Exercise requirements:
Go over the material below and report every line that contains the word "vehicle".

Data provided:
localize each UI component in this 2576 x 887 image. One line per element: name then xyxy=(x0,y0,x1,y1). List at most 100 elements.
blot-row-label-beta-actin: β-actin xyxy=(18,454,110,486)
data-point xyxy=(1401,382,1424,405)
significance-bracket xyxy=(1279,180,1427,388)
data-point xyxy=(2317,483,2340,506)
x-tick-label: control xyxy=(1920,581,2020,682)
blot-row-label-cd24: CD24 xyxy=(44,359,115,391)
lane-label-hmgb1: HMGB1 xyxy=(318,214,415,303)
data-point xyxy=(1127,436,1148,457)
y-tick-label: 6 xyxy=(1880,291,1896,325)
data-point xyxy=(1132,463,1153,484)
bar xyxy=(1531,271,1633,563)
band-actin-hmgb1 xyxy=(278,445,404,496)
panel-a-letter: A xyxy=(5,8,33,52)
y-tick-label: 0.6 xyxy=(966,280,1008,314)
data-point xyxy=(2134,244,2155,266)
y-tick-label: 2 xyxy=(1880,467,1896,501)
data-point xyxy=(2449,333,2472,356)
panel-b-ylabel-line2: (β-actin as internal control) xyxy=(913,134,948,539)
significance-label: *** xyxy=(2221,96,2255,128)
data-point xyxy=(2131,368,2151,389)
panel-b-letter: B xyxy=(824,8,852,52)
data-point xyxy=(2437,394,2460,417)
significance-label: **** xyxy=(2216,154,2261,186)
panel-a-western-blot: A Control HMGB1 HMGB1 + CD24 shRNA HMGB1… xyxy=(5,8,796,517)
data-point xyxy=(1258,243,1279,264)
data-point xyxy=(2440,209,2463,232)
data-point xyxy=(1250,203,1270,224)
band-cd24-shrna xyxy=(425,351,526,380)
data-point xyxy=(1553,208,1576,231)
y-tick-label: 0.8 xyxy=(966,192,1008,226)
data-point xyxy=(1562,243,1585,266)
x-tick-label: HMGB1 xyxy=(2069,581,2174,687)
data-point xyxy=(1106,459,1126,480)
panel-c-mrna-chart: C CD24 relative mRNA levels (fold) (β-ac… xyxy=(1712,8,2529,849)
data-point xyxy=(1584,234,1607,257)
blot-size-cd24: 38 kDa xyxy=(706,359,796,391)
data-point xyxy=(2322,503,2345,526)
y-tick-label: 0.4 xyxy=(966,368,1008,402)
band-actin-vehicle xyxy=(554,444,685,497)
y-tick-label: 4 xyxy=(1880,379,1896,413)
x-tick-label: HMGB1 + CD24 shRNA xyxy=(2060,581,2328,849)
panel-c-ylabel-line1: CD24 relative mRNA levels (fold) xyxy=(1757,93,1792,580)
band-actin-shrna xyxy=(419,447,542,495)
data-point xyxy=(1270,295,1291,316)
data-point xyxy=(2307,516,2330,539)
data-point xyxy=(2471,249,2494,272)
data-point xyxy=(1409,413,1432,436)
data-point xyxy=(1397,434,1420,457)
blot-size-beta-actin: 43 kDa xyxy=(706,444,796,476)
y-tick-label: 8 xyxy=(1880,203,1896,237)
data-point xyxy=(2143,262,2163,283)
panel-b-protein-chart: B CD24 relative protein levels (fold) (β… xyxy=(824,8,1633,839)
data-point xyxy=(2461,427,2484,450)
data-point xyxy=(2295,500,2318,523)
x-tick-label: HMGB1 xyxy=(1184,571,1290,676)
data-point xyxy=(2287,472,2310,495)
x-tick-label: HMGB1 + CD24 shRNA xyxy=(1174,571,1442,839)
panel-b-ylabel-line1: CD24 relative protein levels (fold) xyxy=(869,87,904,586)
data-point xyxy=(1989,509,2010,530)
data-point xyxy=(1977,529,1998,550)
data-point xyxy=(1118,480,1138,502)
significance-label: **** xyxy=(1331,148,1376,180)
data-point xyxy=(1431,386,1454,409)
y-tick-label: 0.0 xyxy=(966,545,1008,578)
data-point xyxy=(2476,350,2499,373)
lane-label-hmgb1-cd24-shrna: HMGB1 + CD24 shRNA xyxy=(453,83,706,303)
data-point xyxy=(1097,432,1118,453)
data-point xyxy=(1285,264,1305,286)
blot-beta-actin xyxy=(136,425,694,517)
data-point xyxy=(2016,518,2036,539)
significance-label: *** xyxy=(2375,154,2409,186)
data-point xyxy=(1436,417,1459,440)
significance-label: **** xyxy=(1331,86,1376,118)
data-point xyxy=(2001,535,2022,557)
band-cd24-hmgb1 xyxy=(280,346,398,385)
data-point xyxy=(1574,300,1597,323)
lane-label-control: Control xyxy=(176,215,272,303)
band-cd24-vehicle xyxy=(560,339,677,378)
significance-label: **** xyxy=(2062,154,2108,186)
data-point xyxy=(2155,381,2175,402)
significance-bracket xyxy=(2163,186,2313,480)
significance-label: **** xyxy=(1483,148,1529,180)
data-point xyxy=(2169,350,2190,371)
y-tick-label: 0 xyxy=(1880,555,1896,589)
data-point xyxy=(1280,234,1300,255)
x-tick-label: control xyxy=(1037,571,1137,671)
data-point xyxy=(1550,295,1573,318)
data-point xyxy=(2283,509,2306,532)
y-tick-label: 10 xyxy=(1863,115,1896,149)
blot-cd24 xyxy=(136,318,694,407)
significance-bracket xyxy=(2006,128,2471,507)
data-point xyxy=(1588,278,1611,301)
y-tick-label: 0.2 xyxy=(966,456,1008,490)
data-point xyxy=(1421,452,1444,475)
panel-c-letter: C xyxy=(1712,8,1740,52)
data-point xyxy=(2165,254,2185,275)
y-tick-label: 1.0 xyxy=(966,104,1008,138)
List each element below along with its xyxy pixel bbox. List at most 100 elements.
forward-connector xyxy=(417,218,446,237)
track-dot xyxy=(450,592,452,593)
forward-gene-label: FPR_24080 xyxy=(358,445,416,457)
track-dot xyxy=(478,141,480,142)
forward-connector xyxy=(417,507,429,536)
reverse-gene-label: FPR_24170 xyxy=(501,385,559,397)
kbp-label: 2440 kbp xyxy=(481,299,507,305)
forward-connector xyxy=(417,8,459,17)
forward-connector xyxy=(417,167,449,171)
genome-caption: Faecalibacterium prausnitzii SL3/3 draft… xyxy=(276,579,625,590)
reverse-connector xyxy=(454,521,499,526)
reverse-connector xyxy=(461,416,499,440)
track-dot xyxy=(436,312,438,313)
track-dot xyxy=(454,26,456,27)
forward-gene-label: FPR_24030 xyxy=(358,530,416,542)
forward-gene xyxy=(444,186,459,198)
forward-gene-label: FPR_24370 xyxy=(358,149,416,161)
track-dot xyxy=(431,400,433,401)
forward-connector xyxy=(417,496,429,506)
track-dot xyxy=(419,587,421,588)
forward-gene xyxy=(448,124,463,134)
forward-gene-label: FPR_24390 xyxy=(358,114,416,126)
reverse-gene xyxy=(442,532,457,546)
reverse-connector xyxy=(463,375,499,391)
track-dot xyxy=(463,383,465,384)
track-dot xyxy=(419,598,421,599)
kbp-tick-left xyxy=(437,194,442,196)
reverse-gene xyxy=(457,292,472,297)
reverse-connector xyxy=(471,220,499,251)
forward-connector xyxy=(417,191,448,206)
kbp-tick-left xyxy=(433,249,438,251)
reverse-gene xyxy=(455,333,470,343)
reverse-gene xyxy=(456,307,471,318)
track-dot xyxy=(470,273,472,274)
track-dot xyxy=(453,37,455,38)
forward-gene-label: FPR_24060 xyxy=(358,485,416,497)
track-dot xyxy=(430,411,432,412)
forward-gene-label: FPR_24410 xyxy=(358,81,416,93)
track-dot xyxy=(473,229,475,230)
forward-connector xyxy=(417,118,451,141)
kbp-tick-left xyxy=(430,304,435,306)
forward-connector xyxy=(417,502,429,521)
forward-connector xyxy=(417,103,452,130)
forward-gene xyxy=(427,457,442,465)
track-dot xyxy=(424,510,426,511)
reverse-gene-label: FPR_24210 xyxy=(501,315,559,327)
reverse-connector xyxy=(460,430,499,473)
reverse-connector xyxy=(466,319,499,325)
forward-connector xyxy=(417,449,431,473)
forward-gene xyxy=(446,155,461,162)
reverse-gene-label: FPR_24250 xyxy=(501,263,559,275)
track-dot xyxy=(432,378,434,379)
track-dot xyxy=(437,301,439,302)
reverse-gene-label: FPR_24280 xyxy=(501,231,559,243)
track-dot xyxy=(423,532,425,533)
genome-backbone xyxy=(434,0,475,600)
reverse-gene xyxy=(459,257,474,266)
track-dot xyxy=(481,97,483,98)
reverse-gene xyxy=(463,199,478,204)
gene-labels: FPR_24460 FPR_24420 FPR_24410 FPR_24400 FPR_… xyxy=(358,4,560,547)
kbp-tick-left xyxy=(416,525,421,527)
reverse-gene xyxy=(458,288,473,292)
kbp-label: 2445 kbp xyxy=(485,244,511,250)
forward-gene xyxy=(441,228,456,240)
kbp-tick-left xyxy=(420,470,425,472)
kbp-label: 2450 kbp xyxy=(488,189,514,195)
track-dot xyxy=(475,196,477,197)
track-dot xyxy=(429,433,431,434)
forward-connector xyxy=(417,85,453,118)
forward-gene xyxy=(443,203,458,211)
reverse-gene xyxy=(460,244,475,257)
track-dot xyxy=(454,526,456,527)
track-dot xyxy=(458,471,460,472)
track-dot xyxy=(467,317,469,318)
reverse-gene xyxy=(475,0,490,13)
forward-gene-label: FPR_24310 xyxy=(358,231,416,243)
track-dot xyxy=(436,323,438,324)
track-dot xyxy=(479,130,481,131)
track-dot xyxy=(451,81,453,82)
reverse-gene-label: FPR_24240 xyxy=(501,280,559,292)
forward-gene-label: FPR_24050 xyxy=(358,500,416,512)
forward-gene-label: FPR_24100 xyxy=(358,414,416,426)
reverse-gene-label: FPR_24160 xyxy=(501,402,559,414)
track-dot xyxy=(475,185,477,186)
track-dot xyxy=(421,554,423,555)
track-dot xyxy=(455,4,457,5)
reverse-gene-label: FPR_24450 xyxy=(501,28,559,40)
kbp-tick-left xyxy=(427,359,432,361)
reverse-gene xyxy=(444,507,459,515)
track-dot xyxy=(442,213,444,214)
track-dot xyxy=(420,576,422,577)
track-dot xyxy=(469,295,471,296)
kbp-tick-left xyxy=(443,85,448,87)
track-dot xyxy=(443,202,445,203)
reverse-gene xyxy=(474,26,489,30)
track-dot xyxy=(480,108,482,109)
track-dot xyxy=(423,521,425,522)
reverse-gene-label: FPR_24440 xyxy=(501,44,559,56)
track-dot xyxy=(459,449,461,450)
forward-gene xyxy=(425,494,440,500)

Answer space:
band-actin-vehicle xyxy=(554,444,685,497)
band-cd24-vehicle xyxy=(560,339,677,378)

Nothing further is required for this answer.